### Dataset records:

═══

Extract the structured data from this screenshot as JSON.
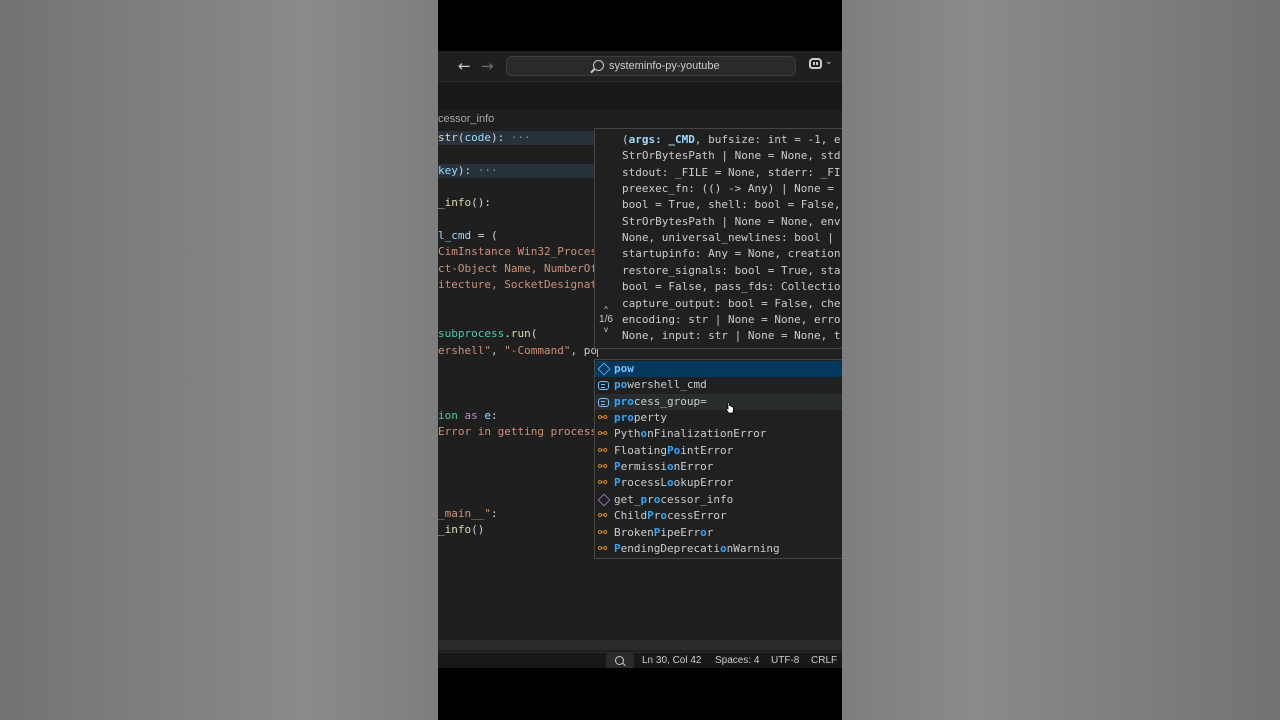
{
  "window": {
    "search_text": "systeminfo-py-youtube",
    "nav_back": "←",
    "nav_forward": "→",
    "copilot_chevron": "⌄"
  },
  "breadcrumb": "cessor_info",
  "code_lines": [
    {
      "parts": [
        {
          "t": "str",
          "c": "fn"
        },
        {
          "t": "(",
          "c": "pun"
        },
        {
          "t": "code",
          "c": "var"
        },
        {
          "t": "):",
          "c": "pun"
        },
        {
          "t": " ···",
          "c": "fold"
        }
      ],
      "highlight": true
    },
    {
      "parts": [],
      "highlight": false
    },
    {
      "parts": [
        {
          "t": "key",
          "c": "var"
        },
        {
          "t": "):",
          "c": "pun"
        },
        {
          "t": " ···",
          "c": "fold"
        }
      ],
      "highlight": true
    },
    {
      "parts": [],
      "highlight": false
    },
    {
      "parts": [
        {
          "t": "_info",
          "c": "fn"
        },
        {
          "t": "():",
          "c": "pun"
        }
      ],
      "highlight": false
    },
    {
      "parts": [],
      "highlight": false
    },
    {
      "parts": [
        {
          "t": "l_cmd",
          "c": "var"
        },
        {
          "t": " = (",
          "c": "pun"
        }
      ],
      "highlight": false
    },
    {
      "parts": [
        {
          "t": "CimInstance Win32_Proces",
          "c": "str"
        }
      ],
      "highlight": false
    },
    {
      "parts": [
        {
          "t": "ct-Object Name, NumberOf",
          "c": "str"
        }
      ],
      "highlight": false
    },
    {
      "parts": [
        {
          "t": "itecture, SocketDesignat",
          "c": "str"
        }
      ],
      "highlight": false
    },
    {
      "parts": [],
      "highlight": false
    },
    {
      "parts": [],
      "highlight": false
    },
    {
      "parts": [
        {
          "t": "subprocess",
          "c": "cls"
        },
        {
          "t": ".",
          "c": "pun"
        },
        {
          "t": "run",
          "c": "fn"
        },
        {
          "t": "(",
          "c": "pun"
        }
      ],
      "highlight": false
    },
    {
      "parts": [
        {
          "t": "ershell\"",
          "c": "str"
        },
        {
          "t": ", ",
          "c": "pun"
        },
        {
          "t": "\"-Command\"",
          "c": "str"
        },
        {
          "t": ", po",
          "c": "pl"
        }
      ],
      "highlight": false,
      "cursor": true
    },
    {
      "parts": [],
      "highlight": false
    },
    {
      "parts": [],
      "highlight": false
    },
    {
      "parts": [],
      "highlight": false
    },
    {
      "parts": [
        {
          "t": "ion",
          "c": "cls"
        },
        {
          "t": " as ",
          "c": "kw"
        },
        {
          "t": "e",
          "c": "var"
        },
        {
          "t": ":",
          "c": "pun"
        }
      ],
      "highlight": false
    },
    {
      "parts": [
        {
          "t": "Error in getting process",
          "c": "str"
        }
      ],
      "highlight": false
    },
    {
      "parts": [],
      "highlight": false
    },
    {
      "parts": [],
      "highlight": false
    },
    {
      "parts": [],
      "highlight": false
    },
    {
      "parts": [],
      "highlight": false
    },
    {
      "parts": [
        {
          "t": "_main__\"",
          "c": "str"
        },
        {
          "t": ":",
          "c": "pun"
        }
      ],
      "highlight": false
    },
    {
      "parts": [
        {
          "t": "_info",
          "c": "fn"
        },
        {
          "t": "()",
          "c": "pun"
        }
      ],
      "highlight": false
    }
  ],
  "signature_help": {
    "counter": "1/6",
    "up_arrow": "^",
    "down_arrow": "v",
    "lines": [
      "(args: _CMD, bufsize: int = -1, e",
      "StrOrBytesPath | None = None, std",
      "stdout: _FILE = None, stderr: _FI",
      "preexec_fn: (() -> Any) | None = ",
      "bool = True, shell: bool = False,",
      "StrOrBytesPath | None = None, env",
      "None, universal_newlines: bool | ",
      "startupinfo: Any = None, creation",
      "restore_signals: bool = True, sta",
      "bool = False, pass_fds: Collectio",
      "capture_output: bool = False, che",
      "encoding: str | None = None, erro",
      "None, input: str | None = None, t"
    ]
  },
  "suggestions": [
    {
      "segs": [
        {
          "t": "pow",
          "m": true
        }
      ],
      "icon": "box",
      "selected": true
    },
    {
      "segs": [
        {
          "t": "po",
          "m": true
        },
        {
          "t": "wershell_cmd",
          "m": false
        }
      ],
      "icon": "var"
    },
    {
      "segs": [
        {
          "t": "pro",
          "m": true
        },
        {
          "t": "cess_group=",
          "m": false
        }
      ],
      "icon": "var",
      "hover": true
    },
    {
      "segs": [
        {
          "t": "pro",
          "m": true
        },
        {
          "t": "perty",
          "m": false
        }
      ],
      "icon": "class"
    },
    {
      "segs": [
        {
          "t": "Pyth",
          "m": false
        },
        {
          "t": "o",
          "m": true
        },
        {
          "t": "nFinalizationError",
          "m": false
        }
      ],
      "icon": "class"
    },
    {
      "segs": [
        {
          "t": "Floating",
          "m": false
        },
        {
          "t": "Po",
          "m": true
        },
        {
          "t": "intError",
          "m": false
        }
      ],
      "icon": "class"
    },
    {
      "segs": [
        {
          "t": "P",
          "m": true
        },
        {
          "t": "ermissi",
          "m": false
        },
        {
          "t": "o",
          "m": true
        },
        {
          "t": "nError",
          "m": false
        }
      ],
      "icon": "class"
    },
    {
      "segs": [
        {
          "t": "P",
          "m": true
        },
        {
          "t": "rocessL",
          "m": false
        },
        {
          "t": "o",
          "m": true
        },
        {
          "t": "okupError",
          "m": false
        }
      ],
      "icon": "class"
    },
    {
      "segs": [
        {
          "t": "get_",
          "m": false
        },
        {
          "t": "p",
          "m": true
        },
        {
          "t": "r",
          "m": false
        },
        {
          "t": "o",
          "m": true
        },
        {
          "t": "cessor_info",
          "m": false
        }
      ],
      "icon": "fn"
    },
    {
      "segs": [
        {
          "t": "Child",
          "m": false
        },
        {
          "t": "P",
          "m": true
        },
        {
          "t": "r",
          "m": false
        },
        {
          "t": "o",
          "m": true
        },
        {
          "t": "cessError",
          "m": false
        }
      ],
      "icon": "class"
    },
    {
      "segs": [
        {
          "t": "Broken",
          "m": false
        },
        {
          "t": "P",
          "m": true
        },
        {
          "t": "ipeErr",
          "m": false
        },
        {
          "t": "o",
          "m": true
        },
        {
          "t": "r",
          "m": false
        }
      ],
      "icon": "class"
    },
    {
      "segs": [
        {
          "t": "P",
          "m": true
        },
        {
          "t": "endingDeprecati",
          "m": false
        },
        {
          "t": "o",
          "m": true
        },
        {
          "t": "nWarning",
          "m": false
        }
      ],
      "icon": "class"
    }
  ],
  "statusbar": {
    "position": "Ln 30, Col 42",
    "spaces": "Spaces: 4",
    "encoding": "UTF-8",
    "eol": "CRLF"
  },
  "colors": {
    "selection": "#04395e",
    "match": "#2aaaff",
    "editor_bg": "#1f1f1f"
  }
}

═══

### Goal:
Return all lines containing the word "bool".

### Result of the exercise:
      "bool = True, shell: bool = False,",
      "None, universal_newlines: bool | ",
      "restore_signals: bool = True, sta",
      "bool = False, pass_fds: Collectio",
      "capture_output: bool = False, che",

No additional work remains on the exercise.